• _Set task_: Check each line of the listing below for the word "this" and say how many lines have it. Nothing else should be written.

··· Data lines

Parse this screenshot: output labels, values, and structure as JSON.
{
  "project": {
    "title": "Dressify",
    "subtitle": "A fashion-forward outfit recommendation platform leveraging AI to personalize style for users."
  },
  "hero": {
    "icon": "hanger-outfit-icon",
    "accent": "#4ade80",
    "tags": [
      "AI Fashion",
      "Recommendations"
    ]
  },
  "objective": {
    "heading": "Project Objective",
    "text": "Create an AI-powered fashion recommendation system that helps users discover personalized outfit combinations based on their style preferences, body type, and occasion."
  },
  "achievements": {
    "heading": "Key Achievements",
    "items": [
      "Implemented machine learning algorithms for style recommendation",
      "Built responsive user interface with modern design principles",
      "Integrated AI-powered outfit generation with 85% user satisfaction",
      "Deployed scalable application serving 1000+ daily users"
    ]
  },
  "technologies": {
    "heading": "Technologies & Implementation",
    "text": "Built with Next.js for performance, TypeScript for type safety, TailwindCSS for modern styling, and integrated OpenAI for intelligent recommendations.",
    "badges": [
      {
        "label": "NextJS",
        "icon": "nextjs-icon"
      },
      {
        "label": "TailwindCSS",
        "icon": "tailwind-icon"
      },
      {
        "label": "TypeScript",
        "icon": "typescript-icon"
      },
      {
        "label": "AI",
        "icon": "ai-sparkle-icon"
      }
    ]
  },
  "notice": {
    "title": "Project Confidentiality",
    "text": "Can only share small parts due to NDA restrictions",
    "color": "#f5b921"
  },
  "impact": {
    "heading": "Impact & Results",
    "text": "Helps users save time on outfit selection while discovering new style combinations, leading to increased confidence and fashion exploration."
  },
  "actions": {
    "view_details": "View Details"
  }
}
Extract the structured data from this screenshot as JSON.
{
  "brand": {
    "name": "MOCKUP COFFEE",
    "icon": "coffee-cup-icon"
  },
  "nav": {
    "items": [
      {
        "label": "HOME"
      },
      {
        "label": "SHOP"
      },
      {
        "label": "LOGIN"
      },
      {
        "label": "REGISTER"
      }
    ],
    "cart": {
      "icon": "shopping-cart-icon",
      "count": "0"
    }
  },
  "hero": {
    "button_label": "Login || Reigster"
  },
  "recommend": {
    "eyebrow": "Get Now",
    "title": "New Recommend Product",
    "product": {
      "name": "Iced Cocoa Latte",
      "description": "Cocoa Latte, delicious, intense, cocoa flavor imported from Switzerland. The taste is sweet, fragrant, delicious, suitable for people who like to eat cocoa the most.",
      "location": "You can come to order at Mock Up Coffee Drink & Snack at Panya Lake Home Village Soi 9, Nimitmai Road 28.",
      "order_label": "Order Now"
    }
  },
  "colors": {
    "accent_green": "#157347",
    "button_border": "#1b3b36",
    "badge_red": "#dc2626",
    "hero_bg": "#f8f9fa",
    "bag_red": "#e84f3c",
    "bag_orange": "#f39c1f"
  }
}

······

• _Exercise solution_: 2